*TASK TO CARRY OUT*. Copy out every record below with complete accuracy.

*RECORD EXCERPTS*.
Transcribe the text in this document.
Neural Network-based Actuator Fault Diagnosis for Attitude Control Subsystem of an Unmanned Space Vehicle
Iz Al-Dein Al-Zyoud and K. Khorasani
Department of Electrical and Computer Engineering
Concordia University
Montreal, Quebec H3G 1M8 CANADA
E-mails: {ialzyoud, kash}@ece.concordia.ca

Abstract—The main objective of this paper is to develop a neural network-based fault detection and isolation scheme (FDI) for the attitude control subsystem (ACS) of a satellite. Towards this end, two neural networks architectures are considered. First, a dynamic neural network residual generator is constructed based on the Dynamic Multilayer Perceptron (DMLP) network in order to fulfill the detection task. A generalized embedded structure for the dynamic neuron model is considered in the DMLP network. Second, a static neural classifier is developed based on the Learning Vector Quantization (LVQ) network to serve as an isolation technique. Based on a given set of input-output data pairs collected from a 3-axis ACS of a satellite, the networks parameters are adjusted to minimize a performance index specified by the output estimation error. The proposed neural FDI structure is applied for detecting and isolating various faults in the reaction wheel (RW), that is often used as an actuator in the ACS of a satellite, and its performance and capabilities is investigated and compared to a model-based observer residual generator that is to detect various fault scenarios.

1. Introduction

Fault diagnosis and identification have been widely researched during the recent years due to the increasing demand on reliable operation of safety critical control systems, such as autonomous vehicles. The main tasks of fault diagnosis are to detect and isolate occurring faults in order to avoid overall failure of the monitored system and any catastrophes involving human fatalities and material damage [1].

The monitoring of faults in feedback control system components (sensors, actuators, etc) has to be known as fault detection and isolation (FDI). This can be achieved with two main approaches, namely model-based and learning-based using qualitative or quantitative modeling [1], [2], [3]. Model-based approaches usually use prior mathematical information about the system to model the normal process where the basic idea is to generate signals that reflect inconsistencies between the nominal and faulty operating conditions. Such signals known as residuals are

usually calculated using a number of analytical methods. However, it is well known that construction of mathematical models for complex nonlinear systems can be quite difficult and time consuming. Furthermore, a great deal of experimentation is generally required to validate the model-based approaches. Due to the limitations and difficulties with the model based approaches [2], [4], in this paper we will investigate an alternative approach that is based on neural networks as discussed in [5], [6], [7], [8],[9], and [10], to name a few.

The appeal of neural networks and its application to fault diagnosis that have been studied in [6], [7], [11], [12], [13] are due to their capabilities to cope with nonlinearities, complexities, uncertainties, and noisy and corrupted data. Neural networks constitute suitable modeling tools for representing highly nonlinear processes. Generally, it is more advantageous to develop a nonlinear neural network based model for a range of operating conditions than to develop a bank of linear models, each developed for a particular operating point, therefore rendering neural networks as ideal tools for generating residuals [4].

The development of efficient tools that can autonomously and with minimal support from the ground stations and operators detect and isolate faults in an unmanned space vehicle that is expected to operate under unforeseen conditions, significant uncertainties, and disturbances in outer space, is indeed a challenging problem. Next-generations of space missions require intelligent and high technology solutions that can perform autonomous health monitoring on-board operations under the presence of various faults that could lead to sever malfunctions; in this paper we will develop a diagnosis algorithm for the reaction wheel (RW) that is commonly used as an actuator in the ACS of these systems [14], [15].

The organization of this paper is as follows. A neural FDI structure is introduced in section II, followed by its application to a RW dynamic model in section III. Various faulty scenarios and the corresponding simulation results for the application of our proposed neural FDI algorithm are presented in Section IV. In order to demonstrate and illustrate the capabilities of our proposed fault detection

*ANSWER FOR THE TASK*.
Transcribe the text in this document.
Neural Network-based Actuator Fault Diagnosis for Attitude Control Subsystem of an Unmanned Space Vehicle
Iz Al-Dein Al-Zyoud and K. Khorasani
Department of Electrical and Computer Engineering
Concordia University
Montreal, Quebec H3G 1M8 CANADA
E-mails: {ialzyoud, kash}@ece.concordia.ca

Abstract—The main objective of this paper is to develop a neural network-based fault detection and isolation scheme (FDI) for the attitude control subsystem (ACS) of a satellite. Towards this end, two neural networks architectures are considered. First, a dynamic neural network residual generator is constructed based on the Dynamic Multilayer Perceptron (DMLP) network in order to fulfill the detection task. A generalized embedded structure for the dynamic neuron model is considered in the DMLP network. Second, a static neural classifier is developed based on the Learning Vector Quantization (LVQ) network to serve as an isolation technique. Based on a given set of input-output data pairs collected from a 3-axis ACS of a satellite, the networks parameters are adjusted to minimize a performance index specified by the output estimation error. The proposed neural FDI structure is applied for detecting and isolating various faults in the reaction wheel (RW), that is often used as an actuator in the ACS of a satellite, and its performance and capabilities is investigated and compared to a model-based observer residual generator that is to detect various fault scenarios.

1. Introduction

Fault diagnosis and identification have been widely researched during the recent years due to the increasing demand on reliable operation of safety critical control systems, such as autonomous vehicles. The main tasks of fault diagnosis are to detect and isolate occurring faults in order to avoid overall failure of the monitored system and any catastrophes involving human fatalities and material damage [1].

The monitoring of faults in feedback control system components (sensors, actuators, etc) has to be known as fault detection and isolation (FDI). This can be achieved with two main approaches, namely model-based and learning-based using qualitative or quantitative modeling [1], [2], [3]. Model-based approaches usually use prior mathematical information about the system to model the normal process where the basic idea is to generate signals that reflect inconsistencies between the nominal and faulty operating conditions. Such signals known as residuals are

usually calculated using a number of analytical methods. However, it is well known that construction of mathematical models for complex nonlinear systems can be quite difficult and time consuming. Furthermore, a great deal of experimentation is generally required to validate the model-based approaches. Due to the limitations and difficulties with the model based approaches [2], [4], in this paper we will investigate an alternative approach that is based on neural networks as discussed in [5], [6], [7], [8],[9], and [10], to name a few.

The appeal of neural networks and its application to fault diagnosis that have been studied in [6], [7], [11], [12], [13] are due to their capabilities to cope with nonlinearities, complexities, uncertainties, and noisy and corrupted data. Neural networks constitute suitable modeling tools for representing highly nonlinear processes. Generally, it is more advantageous to develop a nonlinear neural network based model for a range of operating conditions than to develop a bank of linear models, each developed for a particular operating point, therefore rendering neural networks as ideal tools for generating residuals [4].

The development of efficient tools that can autonomously and with minimal support from the ground stations and operators detect and isolate faults in an unmanned space vehicle that is expected to operate under unforeseen conditions, significant uncertainties, and disturbances in outer space, is indeed a challenging problem. Next-generations of space missions require intelligent and high technology solutions that can perform autonomous health monitoring on-board operations under the presence of various faults that could lead to sever malfunctions; in this paper we will develop a diagnosis algorithm for the reaction wheel (RW) that is commonly used as an actuator in the ACS of these systems [14], [15].

The organization of this paper is as follows. A neural FDI structure is introduced in section II, followed by its application to a RW dynamic model in section III. Various faulty scenarios and the corresponding simulation results for the application of our proposed neural FDI algorithm are presented in Section IV. In order to demonstrate and illustrate the capabilities of our proposed fault detection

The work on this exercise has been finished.